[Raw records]

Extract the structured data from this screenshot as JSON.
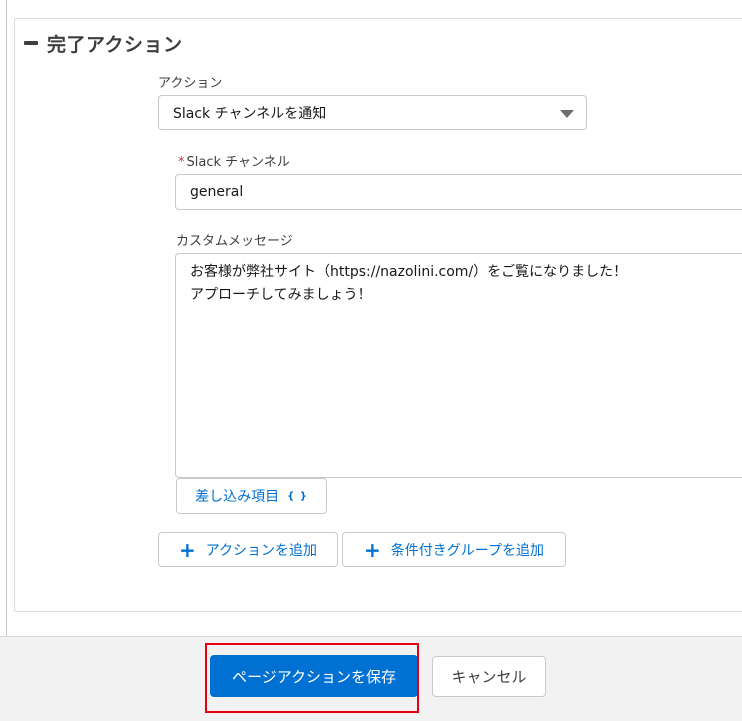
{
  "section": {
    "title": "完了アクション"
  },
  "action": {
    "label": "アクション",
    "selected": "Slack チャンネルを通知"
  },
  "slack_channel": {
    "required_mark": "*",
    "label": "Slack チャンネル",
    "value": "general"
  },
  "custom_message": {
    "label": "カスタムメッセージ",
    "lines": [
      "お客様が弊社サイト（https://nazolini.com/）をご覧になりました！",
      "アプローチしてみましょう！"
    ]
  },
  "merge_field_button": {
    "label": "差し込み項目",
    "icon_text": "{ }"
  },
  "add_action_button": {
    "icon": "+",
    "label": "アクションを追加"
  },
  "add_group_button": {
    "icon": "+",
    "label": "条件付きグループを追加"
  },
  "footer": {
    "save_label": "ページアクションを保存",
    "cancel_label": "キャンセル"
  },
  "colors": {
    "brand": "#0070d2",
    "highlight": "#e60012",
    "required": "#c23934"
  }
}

--

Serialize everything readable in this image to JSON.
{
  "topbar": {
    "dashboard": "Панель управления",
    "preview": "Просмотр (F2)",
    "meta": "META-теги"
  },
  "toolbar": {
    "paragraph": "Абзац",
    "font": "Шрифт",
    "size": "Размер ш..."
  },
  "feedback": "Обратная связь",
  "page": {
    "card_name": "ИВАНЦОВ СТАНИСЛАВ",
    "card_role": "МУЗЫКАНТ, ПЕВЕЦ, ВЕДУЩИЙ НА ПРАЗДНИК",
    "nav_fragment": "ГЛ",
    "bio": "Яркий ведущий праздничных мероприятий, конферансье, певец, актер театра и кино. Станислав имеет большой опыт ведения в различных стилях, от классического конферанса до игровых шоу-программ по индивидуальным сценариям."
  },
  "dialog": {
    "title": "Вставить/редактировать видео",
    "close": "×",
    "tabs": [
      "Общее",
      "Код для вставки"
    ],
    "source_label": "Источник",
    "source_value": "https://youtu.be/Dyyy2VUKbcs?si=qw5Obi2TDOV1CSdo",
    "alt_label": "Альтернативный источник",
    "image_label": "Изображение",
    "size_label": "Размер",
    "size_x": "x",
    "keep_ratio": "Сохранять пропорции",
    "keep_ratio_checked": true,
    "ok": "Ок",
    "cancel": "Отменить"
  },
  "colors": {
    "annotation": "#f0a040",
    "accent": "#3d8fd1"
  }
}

* * *

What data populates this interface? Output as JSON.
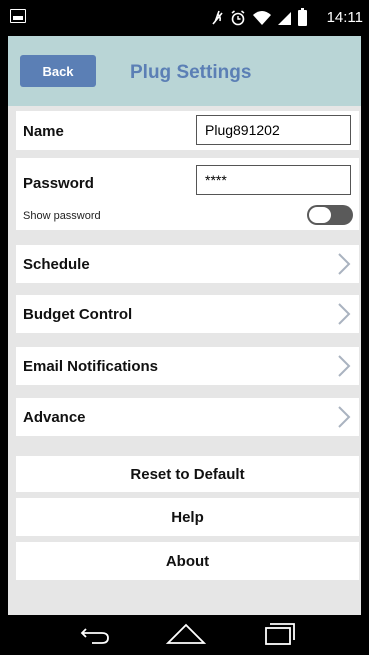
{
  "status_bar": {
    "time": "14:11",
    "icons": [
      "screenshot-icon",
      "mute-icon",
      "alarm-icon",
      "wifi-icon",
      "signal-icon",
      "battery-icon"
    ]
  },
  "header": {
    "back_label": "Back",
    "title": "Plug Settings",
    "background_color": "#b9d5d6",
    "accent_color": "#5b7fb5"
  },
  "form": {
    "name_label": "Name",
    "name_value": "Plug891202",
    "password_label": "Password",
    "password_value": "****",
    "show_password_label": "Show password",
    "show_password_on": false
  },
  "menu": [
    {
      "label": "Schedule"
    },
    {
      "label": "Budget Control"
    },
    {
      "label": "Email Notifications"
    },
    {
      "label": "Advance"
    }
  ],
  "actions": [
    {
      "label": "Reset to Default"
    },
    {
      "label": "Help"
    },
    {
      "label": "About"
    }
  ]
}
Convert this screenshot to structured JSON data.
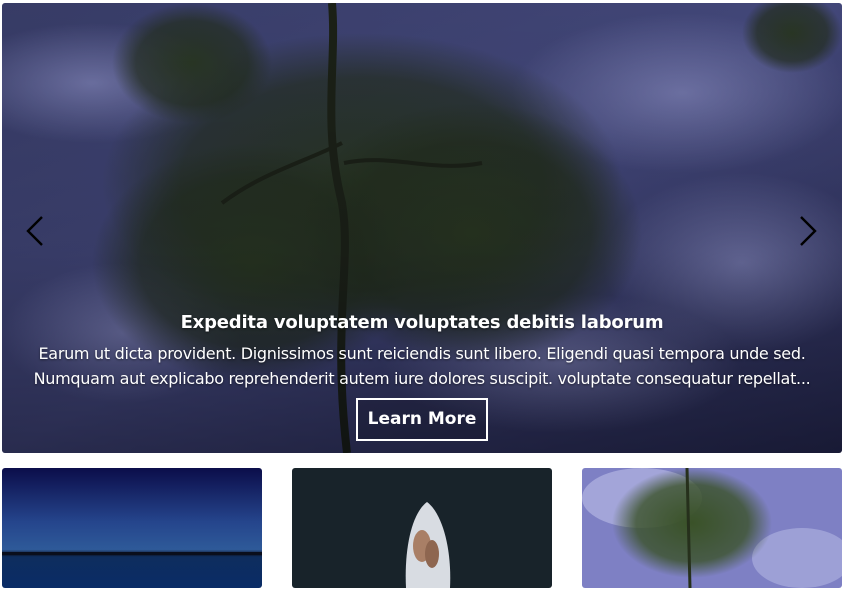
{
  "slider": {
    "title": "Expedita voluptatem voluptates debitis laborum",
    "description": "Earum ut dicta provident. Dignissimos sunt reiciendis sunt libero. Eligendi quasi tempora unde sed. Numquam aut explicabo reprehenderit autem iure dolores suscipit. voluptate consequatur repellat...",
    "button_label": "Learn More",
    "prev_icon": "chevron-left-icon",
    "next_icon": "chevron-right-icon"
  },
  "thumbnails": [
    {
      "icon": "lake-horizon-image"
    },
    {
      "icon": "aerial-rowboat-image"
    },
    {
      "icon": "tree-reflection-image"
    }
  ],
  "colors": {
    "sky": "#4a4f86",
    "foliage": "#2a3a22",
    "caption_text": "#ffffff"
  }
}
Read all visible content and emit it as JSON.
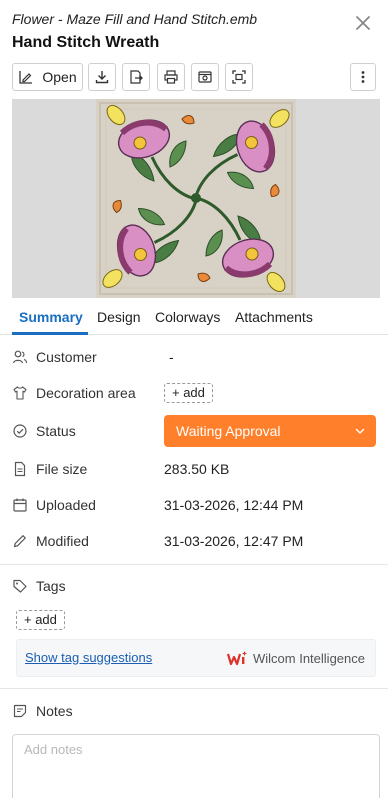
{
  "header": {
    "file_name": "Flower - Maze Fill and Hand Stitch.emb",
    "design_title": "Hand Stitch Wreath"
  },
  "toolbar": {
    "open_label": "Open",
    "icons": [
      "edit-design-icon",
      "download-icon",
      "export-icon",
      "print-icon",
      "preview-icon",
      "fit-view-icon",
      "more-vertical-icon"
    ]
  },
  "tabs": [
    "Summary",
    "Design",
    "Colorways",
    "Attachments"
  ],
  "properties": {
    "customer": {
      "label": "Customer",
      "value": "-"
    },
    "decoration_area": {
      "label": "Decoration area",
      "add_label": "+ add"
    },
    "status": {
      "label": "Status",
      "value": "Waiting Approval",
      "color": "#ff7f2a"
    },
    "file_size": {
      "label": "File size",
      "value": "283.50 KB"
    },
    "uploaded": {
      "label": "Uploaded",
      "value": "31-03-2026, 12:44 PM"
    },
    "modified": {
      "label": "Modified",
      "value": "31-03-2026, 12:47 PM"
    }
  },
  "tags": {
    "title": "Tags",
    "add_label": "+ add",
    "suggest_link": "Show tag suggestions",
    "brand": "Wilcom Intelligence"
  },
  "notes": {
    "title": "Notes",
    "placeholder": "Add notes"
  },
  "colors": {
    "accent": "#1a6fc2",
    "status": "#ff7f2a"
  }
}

:: INSTRUCTIONS TO FOLLOW ::
Using the listing, collect all lines in which the string "https" is found.

:: SOLUTION FOR THIS EXERCISE ::
      "お客様が弊社サイト（https://nazolini.com/）をご覧になりました！",
    "source_value": "https://youtu.be/Dyyy2VUKbcs?si=qw5Obi2TDOV1CSdo",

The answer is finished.